_PROBLEMA BREVE_
Riproduci tutti i record seguenti riga per riga, senza alcuna modifica.

_DATI FORNITI_

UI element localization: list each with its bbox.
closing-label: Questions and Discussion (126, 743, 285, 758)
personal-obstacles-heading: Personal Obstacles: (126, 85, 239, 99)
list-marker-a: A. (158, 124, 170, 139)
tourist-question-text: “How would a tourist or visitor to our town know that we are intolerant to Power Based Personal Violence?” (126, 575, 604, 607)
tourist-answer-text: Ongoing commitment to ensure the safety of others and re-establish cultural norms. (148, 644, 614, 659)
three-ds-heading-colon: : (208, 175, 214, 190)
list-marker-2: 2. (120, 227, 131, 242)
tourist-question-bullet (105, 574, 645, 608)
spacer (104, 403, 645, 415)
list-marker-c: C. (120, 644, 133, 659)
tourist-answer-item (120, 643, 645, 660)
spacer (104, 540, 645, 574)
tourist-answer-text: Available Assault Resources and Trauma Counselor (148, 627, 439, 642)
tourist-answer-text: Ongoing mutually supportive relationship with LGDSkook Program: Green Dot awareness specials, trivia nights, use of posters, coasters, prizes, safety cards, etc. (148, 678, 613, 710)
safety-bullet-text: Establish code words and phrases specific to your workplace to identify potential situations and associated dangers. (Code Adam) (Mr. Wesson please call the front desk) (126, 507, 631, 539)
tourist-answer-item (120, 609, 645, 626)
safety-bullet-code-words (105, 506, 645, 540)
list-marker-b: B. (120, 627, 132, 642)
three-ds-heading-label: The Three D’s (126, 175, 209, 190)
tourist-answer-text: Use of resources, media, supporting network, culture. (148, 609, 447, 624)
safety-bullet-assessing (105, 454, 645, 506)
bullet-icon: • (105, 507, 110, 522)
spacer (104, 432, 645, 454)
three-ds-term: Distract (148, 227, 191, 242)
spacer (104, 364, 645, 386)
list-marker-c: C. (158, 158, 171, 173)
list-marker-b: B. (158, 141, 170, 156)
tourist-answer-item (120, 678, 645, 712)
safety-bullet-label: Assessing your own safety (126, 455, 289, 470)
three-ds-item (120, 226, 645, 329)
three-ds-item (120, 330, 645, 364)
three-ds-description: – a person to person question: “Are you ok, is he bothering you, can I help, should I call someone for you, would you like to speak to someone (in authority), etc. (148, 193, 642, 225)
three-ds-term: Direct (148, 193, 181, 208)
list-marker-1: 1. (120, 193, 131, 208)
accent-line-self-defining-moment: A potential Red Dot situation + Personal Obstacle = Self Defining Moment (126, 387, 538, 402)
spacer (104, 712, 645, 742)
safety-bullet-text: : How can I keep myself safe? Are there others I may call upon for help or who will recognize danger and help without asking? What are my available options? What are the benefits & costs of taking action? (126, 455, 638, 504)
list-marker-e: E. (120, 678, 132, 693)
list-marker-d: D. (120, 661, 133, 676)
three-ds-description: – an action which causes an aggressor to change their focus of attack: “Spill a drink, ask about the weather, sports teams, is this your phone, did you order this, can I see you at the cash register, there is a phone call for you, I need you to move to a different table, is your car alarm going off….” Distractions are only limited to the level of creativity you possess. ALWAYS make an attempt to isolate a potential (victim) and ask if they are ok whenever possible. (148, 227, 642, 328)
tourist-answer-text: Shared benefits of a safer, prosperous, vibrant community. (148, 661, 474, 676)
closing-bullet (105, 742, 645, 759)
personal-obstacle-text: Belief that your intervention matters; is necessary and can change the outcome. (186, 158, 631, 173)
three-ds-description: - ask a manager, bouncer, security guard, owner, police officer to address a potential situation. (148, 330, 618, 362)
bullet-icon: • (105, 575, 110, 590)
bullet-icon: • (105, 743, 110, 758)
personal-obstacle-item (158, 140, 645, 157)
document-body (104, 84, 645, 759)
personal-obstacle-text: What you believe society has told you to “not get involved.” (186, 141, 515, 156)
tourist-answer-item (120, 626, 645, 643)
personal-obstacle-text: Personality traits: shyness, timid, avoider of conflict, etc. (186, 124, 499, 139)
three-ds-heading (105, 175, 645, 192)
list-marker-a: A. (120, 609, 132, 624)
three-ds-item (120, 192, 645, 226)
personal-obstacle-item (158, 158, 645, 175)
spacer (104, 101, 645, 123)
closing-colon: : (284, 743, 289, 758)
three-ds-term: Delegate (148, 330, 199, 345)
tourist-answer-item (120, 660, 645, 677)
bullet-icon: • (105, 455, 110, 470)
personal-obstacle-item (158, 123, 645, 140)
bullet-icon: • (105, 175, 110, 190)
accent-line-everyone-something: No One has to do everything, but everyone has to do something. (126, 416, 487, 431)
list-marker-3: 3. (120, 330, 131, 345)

_SOLUZIONE_
UI element localization: list each with its bbox.
closing-label: Questions and Discussion (126, 743, 285, 758)
personal-obstacles-heading: Personal Obstacles: (126, 85, 239, 99)
list-marker-a: A. (158, 124, 170, 139)
tourist-question-text: “How would a tourist or visitor to our town know that we are intolerant to Power Based Personal Violence?” (126, 575, 604, 607)
tourist-answer-text: Ongoing commitment to ensure the safety of others and re-establish cultural norms. (148, 644, 614, 659)
three-ds-heading-colon: : (208, 175, 214, 190)
list-marker-2: 2. (120, 227, 131, 242)
tourist-question-bullet (105, 574, 645, 608)
spacer (104, 403, 645, 415)
list-marker-c: C. (120, 644, 133, 659)
tourist-answer-item (120, 643, 645, 660)
spacer (104, 540, 645, 574)
tourist-answer-text: Available Assault Resources and Trauma Counselor (148, 627, 439, 642)
tourist-answer-text: Ongoing mutually supportive relationship with LGDSkook Program: Green Dot awareness specials, trivia nights, use of posters, coasters, prizes, safety cards, etc. (148, 678, 613, 710)
safety-bullet-text: Establish code words and phrases specific to your workplace to identify potential situations and associated dangers. (Code Adam) (Mr. Wesson please call the front desk) (126, 507, 631, 539)
tourist-answer-item (120, 609, 645, 626)
safety-bullet-code-words (105, 506, 645, 540)
list-marker-b: B. (120, 627, 132, 642)
three-ds-heading-label: The Three D’s (126, 175, 209, 190)
tourist-answer-text: Use of resources, media, supporting network, culture. (148, 609, 447, 624)
safety-bullet-assessing (105, 454, 645, 506)
bullet-icon: • (105, 507, 110, 522)
spacer (104, 432, 645, 454)
three-ds-term: Distract (148, 227, 191, 242)
spacer (104, 364, 645, 386)
list-marker-c: C. (158, 158, 171, 173)
list-marker-b: B. (158, 141, 170, 156)
tourist-answer-item (120, 678, 645, 712)
safety-bullet-label: Assessing your own safety (126, 455, 289, 470)
three-ds-item (120, 226, 645, 329)
three-ds-item (120, 330, 645, 364)
three-ds-description: – a person to person question: “Are you ok, is he bothering you, can I help, should I call someone for you, would you like to speak to someone (in authority), etc. (148, 193, 642, 225)
three-ds-term: Direct (148, 193, 181, 208)
list-marker-1: 1. (120, 193, 131, 208)
accent-line-self-defining-moment: A potential Red Dot situation + Personal Obstacle = Self Defining Moment (126, 387, 538, 402)
spacer (104, 712, 645, 742)
safety-bullet-text: : How can I keep myself safe? Are there others I may call upon for help or who will recognize danger and help without asking? What are my available options? What are the benefits & costs of taking action? (126, 455, 638, 504)
list-marker-e: E. (120, 678, 132, 693)
list-marker-d: D. (120, 661, 133, 676)
three-ds-description: – an action which causes an aggressor to change their focus of attack: “Spill a drink, ask about the weather, sports teams, is this your phone, did you order this, can I see you at the cash register, there is a phone call for you, I need you to move to a different table, is your car alarm going off….” Distractions are only limited to the level of creativity you possess. ALWAYS make an attempt to isolate a potential (victim) and ask if they are ok whenever possible. (148, 227, 642, 328)
tourist-answer-text: Shared benefits of a safer, prosperous, vibrant community. (148, 661, 474, 676)
closing-bullet (105, 742, 645, 759)
personal-obstacle-text: Belief that your intervention matters; is necessary and can change the outcome. (186, 158, 631, 173)
three-ds-description: - ask a manager, bouncer, security guard, owner, police officer to address a potential situation. (148, 330, 618, 362)
bullet-icon: • (105, 575, 110, 590)
bullet-icon: • (105, 743, 110, 758)
personal-obstacle-item (158, 140, 645, 157)
document-body (104, 84, 645, 759)
personal-obstacle-text: What you believe society has told you to “not get involved.” (186, 141, 515, 156)
tourist-answer-item (120, 626, 645, 643)
personal-obstacle-text: Personality traits: shyness, timid, avoider of conflict, etc. (186, 124, 499, 139)
three-ds-heading (105, 175, 645, 192)
list-marker-a: A. (120, 609, 132, 624)
three-ds-item (120, 192, 645, 226)
personal-obstacle-item (158, 158, 645, 175)
spacer (104, 101, 645, 123)
closing-colon: : (284, 743, 289, 758)
three-ds-term: Delegate (148, 330, 199, 345)
tourist-answer-item (120, 660, 645, 677)
bullet-icon: • (105, 455, 110, 470)
personal-obstacle-item (158, 123, 645, 140)
bullet-icon: • (105, 175, 110, 190)
accent-line-everyone-something: No One has to do everything, but everyone has to do something. (126, 416, 487, 431)
list-marker-3: 3. (120, 330, 131, 345)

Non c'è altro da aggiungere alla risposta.